#### PROBLEM TO WORK ON:
Type every record exactly as it appears.
**** THE INPUT ****
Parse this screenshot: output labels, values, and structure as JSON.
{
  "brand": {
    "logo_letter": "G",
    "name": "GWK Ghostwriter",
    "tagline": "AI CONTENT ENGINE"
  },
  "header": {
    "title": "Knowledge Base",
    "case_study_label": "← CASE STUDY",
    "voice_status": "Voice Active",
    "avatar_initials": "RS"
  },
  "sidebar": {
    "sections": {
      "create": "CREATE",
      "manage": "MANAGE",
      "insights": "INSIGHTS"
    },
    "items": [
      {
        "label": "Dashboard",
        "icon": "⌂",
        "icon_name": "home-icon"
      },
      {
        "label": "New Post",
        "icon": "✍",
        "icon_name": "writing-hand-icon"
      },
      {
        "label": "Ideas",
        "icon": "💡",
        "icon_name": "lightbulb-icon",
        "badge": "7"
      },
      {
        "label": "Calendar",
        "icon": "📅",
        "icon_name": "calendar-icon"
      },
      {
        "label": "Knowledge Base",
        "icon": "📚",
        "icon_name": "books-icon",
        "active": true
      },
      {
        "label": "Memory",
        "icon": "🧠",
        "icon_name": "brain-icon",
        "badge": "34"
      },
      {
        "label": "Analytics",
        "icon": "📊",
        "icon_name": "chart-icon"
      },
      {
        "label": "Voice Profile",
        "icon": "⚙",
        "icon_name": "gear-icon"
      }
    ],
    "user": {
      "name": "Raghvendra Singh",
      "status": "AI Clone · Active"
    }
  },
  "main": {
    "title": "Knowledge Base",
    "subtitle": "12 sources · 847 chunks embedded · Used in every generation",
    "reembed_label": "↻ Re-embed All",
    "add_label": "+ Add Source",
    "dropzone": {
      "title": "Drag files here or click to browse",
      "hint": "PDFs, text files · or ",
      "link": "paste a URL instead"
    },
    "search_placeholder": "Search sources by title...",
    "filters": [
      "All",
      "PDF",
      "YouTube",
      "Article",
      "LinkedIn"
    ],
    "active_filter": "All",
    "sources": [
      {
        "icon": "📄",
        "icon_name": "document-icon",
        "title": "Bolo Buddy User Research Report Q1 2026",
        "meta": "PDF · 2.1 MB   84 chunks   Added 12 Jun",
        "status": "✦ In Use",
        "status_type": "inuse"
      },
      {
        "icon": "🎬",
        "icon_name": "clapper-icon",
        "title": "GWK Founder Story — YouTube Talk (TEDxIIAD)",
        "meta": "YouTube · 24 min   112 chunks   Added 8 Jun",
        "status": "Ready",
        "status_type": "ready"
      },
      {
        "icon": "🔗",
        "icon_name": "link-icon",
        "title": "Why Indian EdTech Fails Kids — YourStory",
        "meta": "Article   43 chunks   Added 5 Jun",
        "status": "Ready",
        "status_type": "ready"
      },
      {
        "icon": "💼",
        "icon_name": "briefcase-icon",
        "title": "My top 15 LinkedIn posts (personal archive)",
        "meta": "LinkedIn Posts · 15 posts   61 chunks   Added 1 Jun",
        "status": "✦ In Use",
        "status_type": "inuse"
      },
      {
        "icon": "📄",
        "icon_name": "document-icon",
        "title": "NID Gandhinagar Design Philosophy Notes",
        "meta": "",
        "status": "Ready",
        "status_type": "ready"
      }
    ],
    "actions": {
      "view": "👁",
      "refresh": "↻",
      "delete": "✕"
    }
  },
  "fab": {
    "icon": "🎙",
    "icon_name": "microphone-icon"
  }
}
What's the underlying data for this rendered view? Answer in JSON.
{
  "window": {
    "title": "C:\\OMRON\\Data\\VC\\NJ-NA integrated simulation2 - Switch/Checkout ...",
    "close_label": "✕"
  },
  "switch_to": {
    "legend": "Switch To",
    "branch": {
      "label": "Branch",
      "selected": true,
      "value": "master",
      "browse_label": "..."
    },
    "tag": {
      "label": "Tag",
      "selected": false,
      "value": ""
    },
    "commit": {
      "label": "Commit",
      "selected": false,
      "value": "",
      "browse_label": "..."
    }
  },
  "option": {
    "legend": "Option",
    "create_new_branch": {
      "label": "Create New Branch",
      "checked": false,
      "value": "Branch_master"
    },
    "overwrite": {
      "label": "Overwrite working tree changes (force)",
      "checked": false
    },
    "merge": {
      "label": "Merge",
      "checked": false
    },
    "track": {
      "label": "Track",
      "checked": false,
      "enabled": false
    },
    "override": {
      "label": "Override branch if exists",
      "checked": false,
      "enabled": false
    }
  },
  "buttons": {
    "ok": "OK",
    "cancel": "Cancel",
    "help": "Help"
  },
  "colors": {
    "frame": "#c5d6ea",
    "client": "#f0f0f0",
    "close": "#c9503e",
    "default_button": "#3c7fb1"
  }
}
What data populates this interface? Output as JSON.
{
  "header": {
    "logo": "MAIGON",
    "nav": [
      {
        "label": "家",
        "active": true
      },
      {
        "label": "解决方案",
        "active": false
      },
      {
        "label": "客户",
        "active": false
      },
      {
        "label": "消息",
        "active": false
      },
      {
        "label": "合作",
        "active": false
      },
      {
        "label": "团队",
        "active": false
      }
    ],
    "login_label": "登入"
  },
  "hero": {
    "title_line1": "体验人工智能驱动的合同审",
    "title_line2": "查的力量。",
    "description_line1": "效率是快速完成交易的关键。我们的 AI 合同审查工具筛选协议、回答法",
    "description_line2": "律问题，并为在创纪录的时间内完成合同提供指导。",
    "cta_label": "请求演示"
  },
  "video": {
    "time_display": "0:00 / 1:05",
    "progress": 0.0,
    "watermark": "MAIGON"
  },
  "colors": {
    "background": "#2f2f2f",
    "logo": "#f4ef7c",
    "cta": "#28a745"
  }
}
****
#### CORRECT RESULT:
Parse this screenshot: output labels, values, and structure as JSON.
{
  "brand": {
    "logo_letter": "G",
    "name": "GWK Ghostwriter",
    "tagline": "AI CONTENT ENGINE"
  },
  "header": {
    "title": "Knowledge Base",
    "case_study_label": "← CASE STUDY",
    "voice_status": "Voice Active",
    "avatar_initials": "RS"
  },
  "sidebar": {
    "sections": {
      "create": "CREATE",
      "manage": "MANAGE",
      "insights": "INSIGHTS"
    },
    "items": [
      {
        "label": "Dashboard",
        "icon": "⌂",
        "icon_name": "home-icon"
      },
      {
        "label": "New Post",
        "icon": "✍",
        "icon_name": "writing-hand-icon"
      },
      {
        "label": "Ideas",
        "icon": "💡",
        "icon_name": "lightbulb-icon",
        "badge": "7"
      },
      {
        "label": "Calendar",
        "icon": "📅",
        "icon_name": "calendar-icon"
      },
      {
        "label": "Knowledge Base",
        "icon": "📚",
        "icon_name": "books-icon",
        "active": true
      },
      {
        "label": "Memory",
        "icon": "🧠",
        "icon_name": "brain-icon",
        "badge": "34"
      },
      {
        "label": "Analytics",
        "icon": "📊",
        "icon_name": "chart-icon"
      },
      {
        "label": "Voice Profile",
        "icon": "⚙",
        "icon_name": "gear-icon"
      }
    ],
    "user": {
      "name": "Raghvendra Singh",
      "status": "AI Clone · Active"
    }
  },
  "main": {
    "title": "Knowledge Base",
    "subtitle": "12 sources · 847 chunks embedded · Used in every generation",
    "reembed_label": "↻ Re-embed All",
    "add_label": "+ Add Source",
    "dropzone": {
      "title": "Drag files here or click to browse",
      "hint": "PDFs, text files · or ",
      "link": "paste a URL instead"
    },
    "search_placeholder": "Search sources by title...",
    "filters": [
      "All",
      "PDF",
      "YouTube",
      "Article",
      "LinkedIn"
    ],
    "active_filter": "All",
    "sources": [
      {
        "icon": "📄",
        "icon_name": "document-icon",
        "title": "Bolo Buddy User Research Report Q1 2026",
        "meta": "PDF · 2.1 MB   84 chunks   Added 12 Jun",
        "status": "✦ In Use",
        "status_type": "inuse"
      },
      {
        "icon": "🎬",
        "icon_name": "clapper-icon",
        "title": "GWK Founder Story — YouTube Talk (TEDxIIAD)",
        "meta": "YouTube · 24 min   112 chunks   Added 8 Jun",
        "status": "Ready",
        "status_type": "ready"
      },
      {
        "icon": "🔗",
        "icon_name": "link-icon",
        "title": "Why Indian EdTech Fails Kids — YourStory",
        "meta": "Article   43 chunks   Added 5 Jun",
        "status": "Ready",
        "status_type": "ready"
      },
      {
        "icon": "💼",
        "icon_name": "briefcase-icon",
        "title": "My top 15 LinkedIn posts (personal archive)",
        "meta": "LinkedIn Posts · 15 posts   61 chunks   Added 1 Jun",
        "status": "✦ In Use",
        "status_type": "inuse"
      },
      {
        "icon": "📄",
        "icon_name": "document-icon",
        "title": "NID Gandhinagar Design Philosophy Notes",
        "meta": "",
        "status": "Ready",
        "status_type": "ready"
      }
    ],
    "actions": {
      "view": "👁",
      "refresh": "↻",
      "delete": "✕"
    }
  },
  "fab": {
    "icon": "🎙",
    "icon_name": "microphone-icon"
  }
}
What's the underlying data for this rendered view? Answer in JSON.
{
  "window": {
    "title": "C:\\OMRON\\Data\\VC\\NJ-NA integrated simulation2 - Switch/Checkout ...",
    "close_label": "✕"
  },
  "switch_to": {
    "legend": "Switch To",
    "branch": {
      "label": "Branch",
      "selected": true,
      "value": "master",
      "browse_label": "..."
    },
    "tag": {
      "label": "Tag",
      "selected": false,
      "value": ""
    },
    "commit": {
      "label": "Commit",
      "selected": false,
      "value": "",
      "browse_label": "..."
    }
  },
  "option": {
    "legend": "Option",
    "create_new_branch": {
      "label": "Create New Branch",
      "checked": false,
      "value": "Branch_master"
    },
    "overwrite": {
      "label": "Overwrite working tree changes (force)",
      "checked": false
    },
    "merge": {
      "label": "Merge",
      "checked": false
    },
    "track": {
      "label": "Track",
      "checked": false,
      "enabled": false
    },
    "override": {
      "label": "Override branch if exists",
      "checked": false,
      "enabled": false
    }
  },
  "buttons": {
    "ok": "OK",
    "cancel": "Cancel",
    "help": "Help"
  },
  "colors": {
    "frame": "#c5d6ea",
    "client": "#f0f0f0",
    "close": "#c9503e",
    "default_button": "#3c7fb1"
  }
}
What data populates this interface? Output as JSON.
{
  "header": {
    "logo": "MAIGON",
    "nav": [
      {
        "label": "家",
        "active": true
      },
      {
        "label": "解决方案",
        "active": false
      },
      {
        "label": "客户",
        "active": false
      },
      {
        "label": "消息",
        "active": false
      },
      {
        "label": "合作",
        "active": false
      },
      {
        "label": "团队",
        "active": false
      }
    ],
    "login_label": "登入"
  },
  "hero": {
    "title_line1": "体验人工智能驱动的合同审",
    "title_line2": "查的力量。",
    "description_line1": "效率是快速完成交易的关键。我们的 AI 合同审查工具筛选协议、回答法",
    "description_line2": "律问题，并为在创纪录的时间内完成合同提供指导。",
    "cta_label": "请求演示"
  },
  "video": {
    "time_display": "0:00 / 1:05",
    "progress": 0.0,
    "watermark": "MAIGON"
  },
  "colors": {
    "background": "#2f2f2f",
    "logo": "#f4ef7c",
    "cta": "#28a745"
  }
}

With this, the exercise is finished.